• YOUR OBJECTIVE: Tally the lines of the listing that contain the word "专业能力题", then give the total and nothing else.

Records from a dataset
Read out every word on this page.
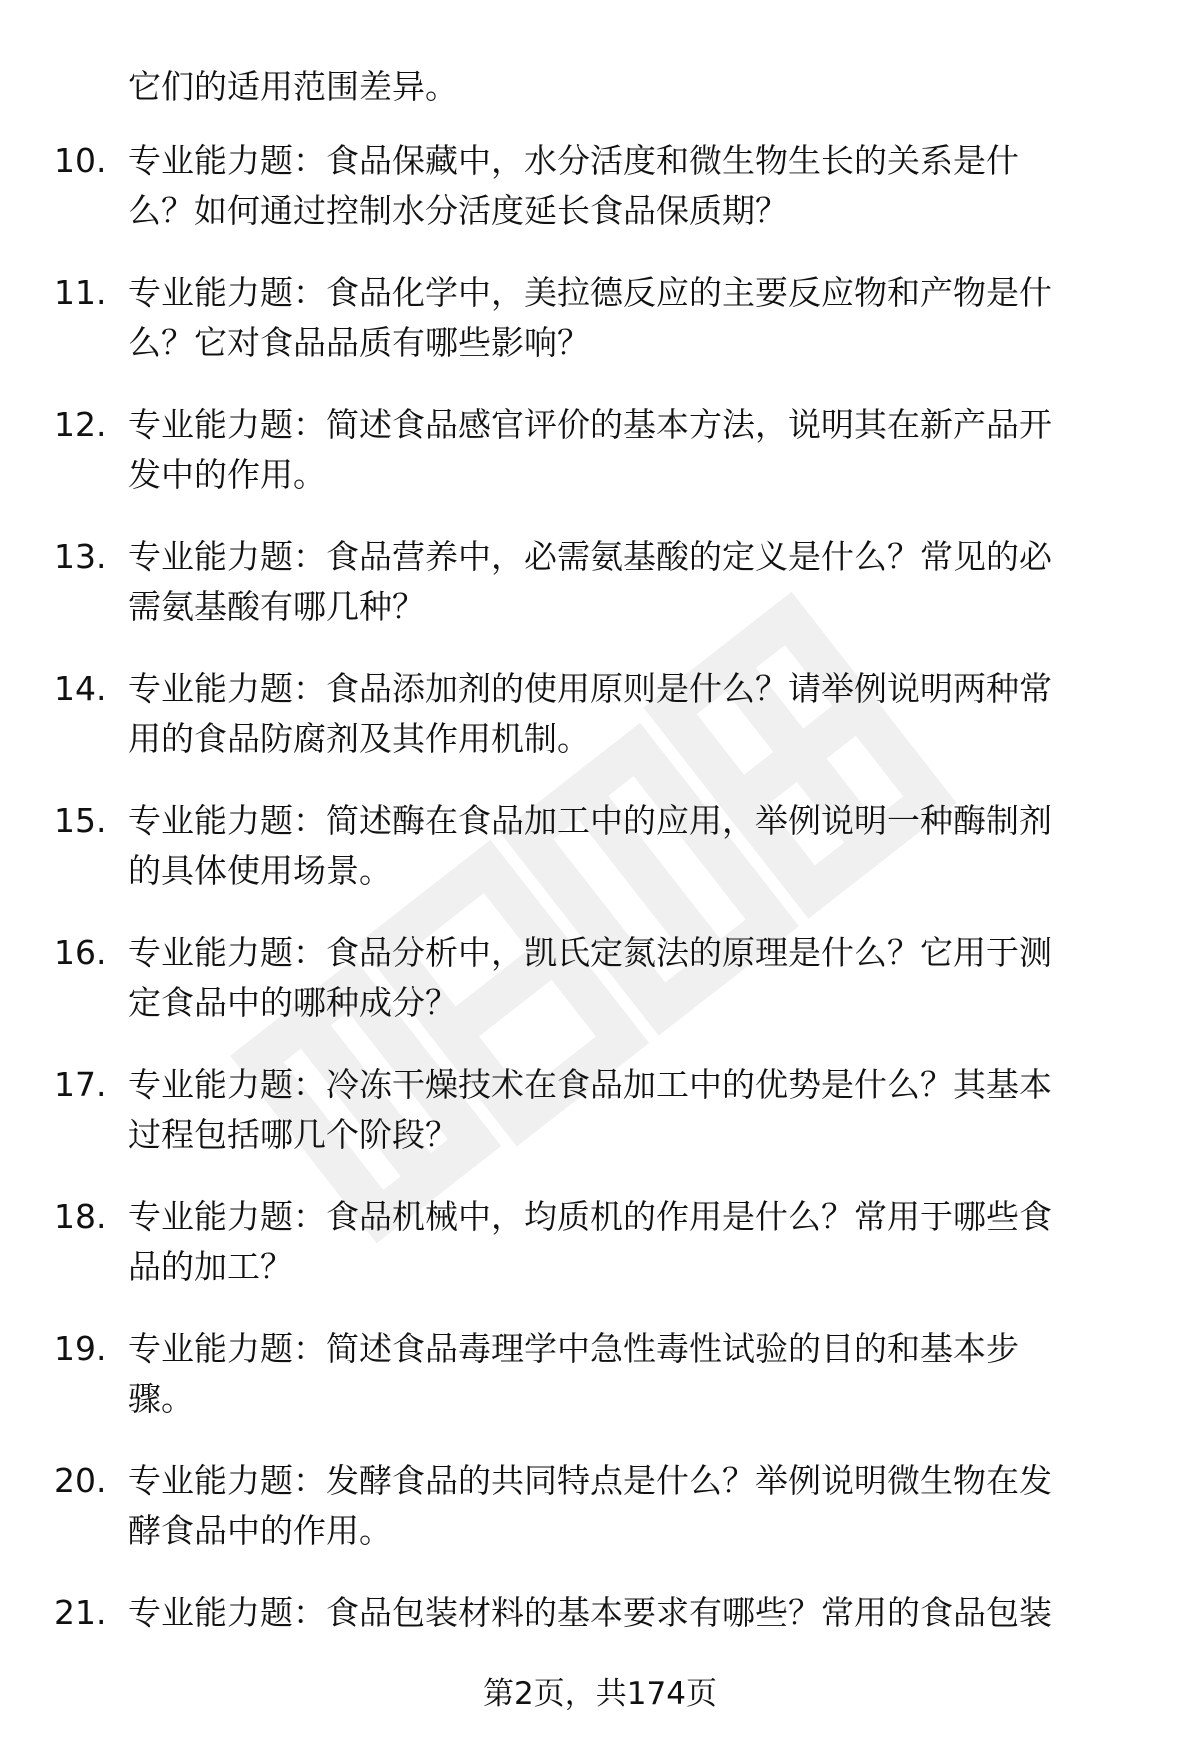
它们的适用范围差异。
10. 专业能力题：食品保藏中，水分活度和微生物生长的关系是什
么？如何通过控制水分活度延长食品保质期？
11. 专业能力题：食品化学中，美拉德反应的主要反应物和产物是什
么？它对食品品质有哪些影响？
12. 专业能力题：简述食品感官评价的基本方法，说明其在新产品开
发中的作用。
13. 专业能力题：食品营养中，必需氨基酸的定义是什么？常见的必
需氨基酸有哪几种？
14. 专业能力题：食品添加剂的使用原则是什么？请举例说明两种常
用的食品防腐剂及其作用机制。
15. 专业能力题：简述酶在食品加工中的应用，举例说明一种酶制剂
的具体使用场景。
16. 专业能力题：食品分析中，凯氏定氮法的原理是什么？它用于测
定食品中的哪种成分？
17. 专业能力题：冷冻干燥技术在食品加工中的优势是什么？其基本
过程包括哪几个阶段？
18. 专业能力题：食品机械中，均质机的作用是什么？常用于哪些食
品的加工？
19. 专业能力题：简述食品毒理学中急性毒性试验的目的和基本步
骤。
20. 专业能力题：发酵食品的共同特点是什么？举例说明微生物在发
酵食品中的作用。
21. 专业能力题：食品包装材料的基本要求有哪些？常用的食品包装
第2页，共174页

• FULL OUTPUT: 12